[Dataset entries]
>>>

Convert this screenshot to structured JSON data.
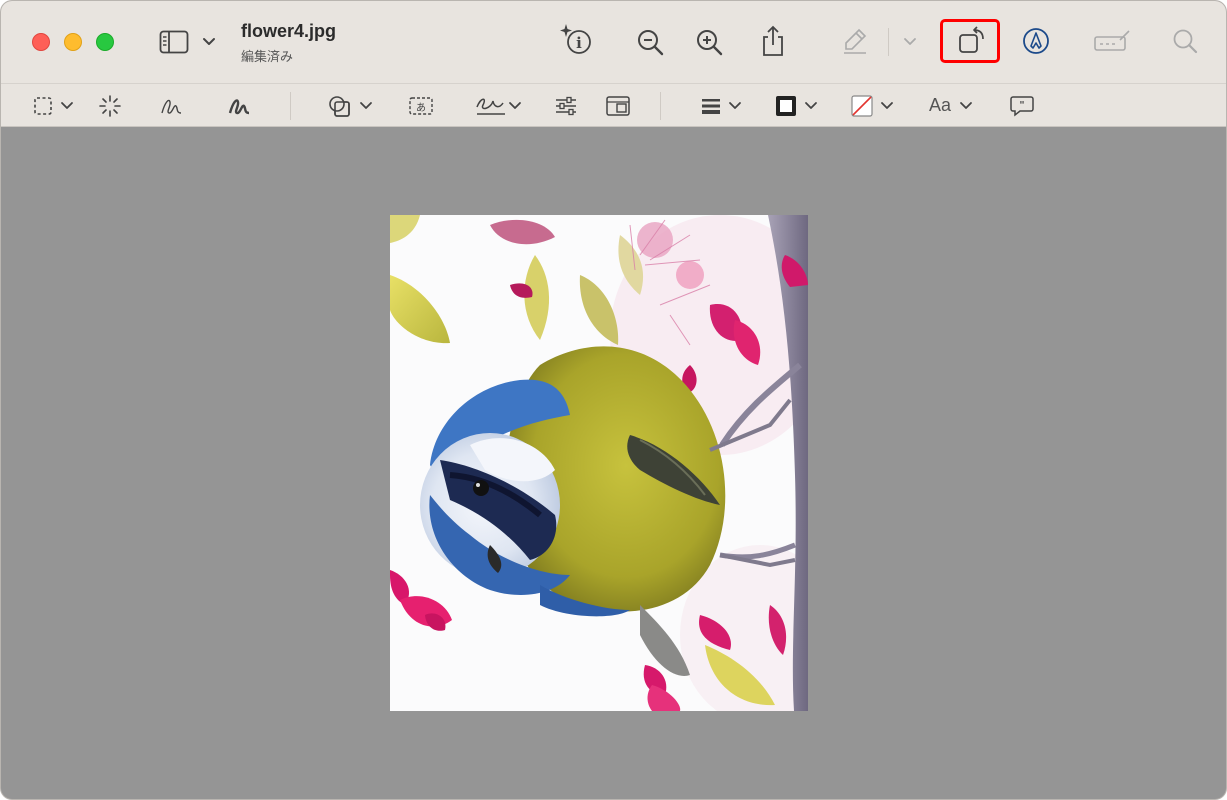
{
  "window": {
    "filename": "flower4.jpg",
    "status": "編集済み"
  },
  "toolbar": {
    "icons": [
      "sidebar-icon",
      "chevron-down-icon",
      "info-sparkle-icon",
      "zoom-out-icon",
      "zoom-in-icon",
      "share-icon",
      "highlighter-icon",
      "chevron-down-icon",
      "rotate-icon",
      "markup-icon",
      "signature-bar-icon",
      "search-icon"
    ],
    "highlighted": "rotate-button"
  },
  "markup_toolbar": {
    "text_style_label": "Aa"
  },
  "colors": {
    "highlight": "#ff0000",
    "background": "#959595",
    "toolbar": "#e8e4df"
  }
}
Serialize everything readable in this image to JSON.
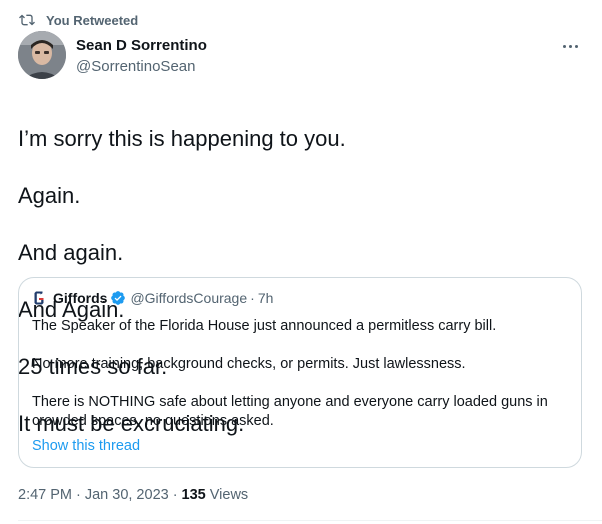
{
  "retweet": {
    "label": "You Retweeted",
    "icon": "retweet-icon"
  },
  "author": {
    "name": "Sean D Sorrentino",
    "handle": "@SorrentinoSean",
    "avatar_icon": "avatar"
  },
  "more_icon": "more-icon",
  "tweet": {
    "lines": [
      "I’m sorry this is happening to you.",
      "Again.",
      "And again.",
      "And Again.",
      "25 times so far.",
      "It must be excruciating."
    ]
  },
  "quote": {
    "name": "Giffords",
    "handle": "@GiffordsCourage",
    "separator": "·",
    "time": "7h",
    "verified_icon": "verified-badge-icon",
    "paragraphs": [
      "The Speaker of the Florida House just announced a permitless carry bill.",
      "No more training, background checks, or permits. Just lawlessness.",
      "There is NOTHING safe about letting anyone and everyone carry loaded guns in crowded spaces, no questions asked."
    ],
    "show_thread": "Show this thread"
  },
  "meta": {
    "time": "2:47 PM",
    "date": "Jan 30, 2023",
    "separator": "·",
    "views_count": "135",
    "views_label": "Views"
  },
  "colors": {
    "text": "#0f1419",
    "secondary": "#536471",
    "link": "#1d9bf0",
    "border": "#cfd9de"
  }
}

<<<

Requirement:
Above are several records. Count the lines among them that contain "more" and give only the total.

Right answer:
2